Exercise description:
Locate all lines with the word "percentile" and copy them out.

Supplied information:
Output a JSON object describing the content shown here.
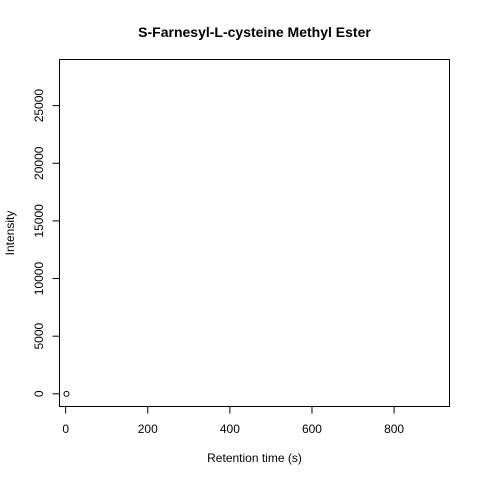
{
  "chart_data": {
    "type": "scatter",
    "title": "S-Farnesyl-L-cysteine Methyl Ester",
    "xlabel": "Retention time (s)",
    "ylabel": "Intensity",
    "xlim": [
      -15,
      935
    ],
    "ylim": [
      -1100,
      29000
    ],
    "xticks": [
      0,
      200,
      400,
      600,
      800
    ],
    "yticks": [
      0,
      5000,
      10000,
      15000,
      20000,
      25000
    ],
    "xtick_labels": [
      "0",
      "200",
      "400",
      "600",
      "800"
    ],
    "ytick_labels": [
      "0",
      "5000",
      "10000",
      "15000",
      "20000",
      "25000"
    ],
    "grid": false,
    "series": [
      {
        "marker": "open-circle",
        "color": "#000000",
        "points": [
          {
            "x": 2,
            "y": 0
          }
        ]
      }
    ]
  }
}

...

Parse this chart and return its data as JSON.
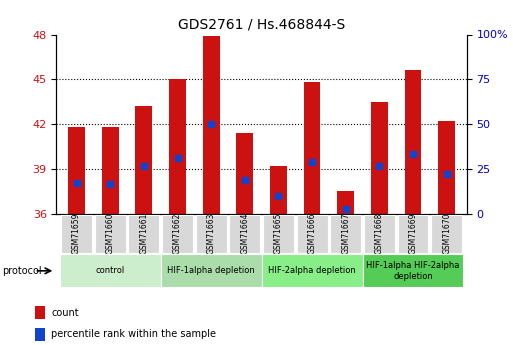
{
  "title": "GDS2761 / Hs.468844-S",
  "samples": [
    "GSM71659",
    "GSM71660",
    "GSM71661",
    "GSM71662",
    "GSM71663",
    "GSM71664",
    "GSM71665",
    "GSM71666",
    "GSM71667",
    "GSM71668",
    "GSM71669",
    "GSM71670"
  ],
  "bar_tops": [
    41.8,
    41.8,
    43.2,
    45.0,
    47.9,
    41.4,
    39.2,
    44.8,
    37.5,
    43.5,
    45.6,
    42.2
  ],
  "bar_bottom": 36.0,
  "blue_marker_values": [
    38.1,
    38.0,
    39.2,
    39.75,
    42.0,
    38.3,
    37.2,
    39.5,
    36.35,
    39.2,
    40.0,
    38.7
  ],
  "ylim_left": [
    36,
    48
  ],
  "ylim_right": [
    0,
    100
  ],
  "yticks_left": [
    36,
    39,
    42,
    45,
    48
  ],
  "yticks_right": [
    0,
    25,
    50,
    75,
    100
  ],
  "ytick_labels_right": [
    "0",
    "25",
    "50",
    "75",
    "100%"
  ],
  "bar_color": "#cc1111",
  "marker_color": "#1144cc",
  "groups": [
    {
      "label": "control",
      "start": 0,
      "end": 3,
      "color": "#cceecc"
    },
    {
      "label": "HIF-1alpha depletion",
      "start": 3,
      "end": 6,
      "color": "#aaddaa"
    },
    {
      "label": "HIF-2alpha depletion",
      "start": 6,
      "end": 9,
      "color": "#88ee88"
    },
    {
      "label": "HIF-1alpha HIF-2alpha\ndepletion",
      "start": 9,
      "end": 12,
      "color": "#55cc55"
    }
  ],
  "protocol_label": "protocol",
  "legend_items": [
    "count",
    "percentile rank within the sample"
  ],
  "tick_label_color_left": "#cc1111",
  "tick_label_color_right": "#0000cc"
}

==

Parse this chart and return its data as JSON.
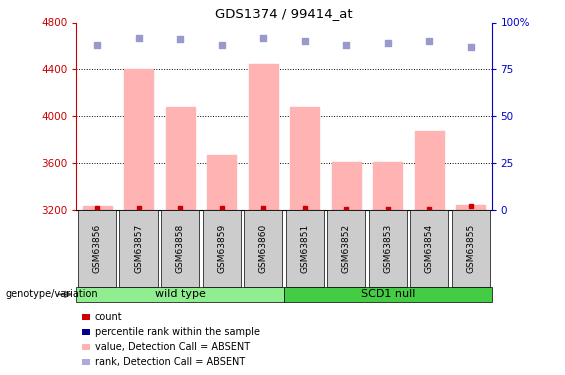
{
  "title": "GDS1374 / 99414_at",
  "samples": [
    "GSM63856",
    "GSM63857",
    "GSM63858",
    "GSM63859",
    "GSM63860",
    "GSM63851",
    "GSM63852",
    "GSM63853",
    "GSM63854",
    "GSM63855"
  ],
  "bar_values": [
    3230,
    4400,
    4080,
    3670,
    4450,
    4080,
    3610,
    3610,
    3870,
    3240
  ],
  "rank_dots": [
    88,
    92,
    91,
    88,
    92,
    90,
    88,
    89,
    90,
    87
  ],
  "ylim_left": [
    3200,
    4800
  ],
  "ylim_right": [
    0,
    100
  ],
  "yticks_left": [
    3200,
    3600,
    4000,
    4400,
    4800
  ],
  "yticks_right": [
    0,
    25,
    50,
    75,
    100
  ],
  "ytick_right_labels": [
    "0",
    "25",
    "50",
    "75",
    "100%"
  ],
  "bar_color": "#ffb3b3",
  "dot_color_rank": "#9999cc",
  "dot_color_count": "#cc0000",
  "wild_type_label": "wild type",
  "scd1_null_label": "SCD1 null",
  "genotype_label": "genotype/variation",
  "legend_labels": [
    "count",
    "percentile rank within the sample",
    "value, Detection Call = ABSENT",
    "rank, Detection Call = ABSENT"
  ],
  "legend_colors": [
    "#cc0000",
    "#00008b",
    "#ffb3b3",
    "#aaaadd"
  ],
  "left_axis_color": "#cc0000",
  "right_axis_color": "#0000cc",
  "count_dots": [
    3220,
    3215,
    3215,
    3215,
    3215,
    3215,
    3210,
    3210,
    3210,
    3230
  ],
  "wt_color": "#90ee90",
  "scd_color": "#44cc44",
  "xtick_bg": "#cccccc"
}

Solution:
    "percentile rank within the sample"
    "percentile rank within the sample",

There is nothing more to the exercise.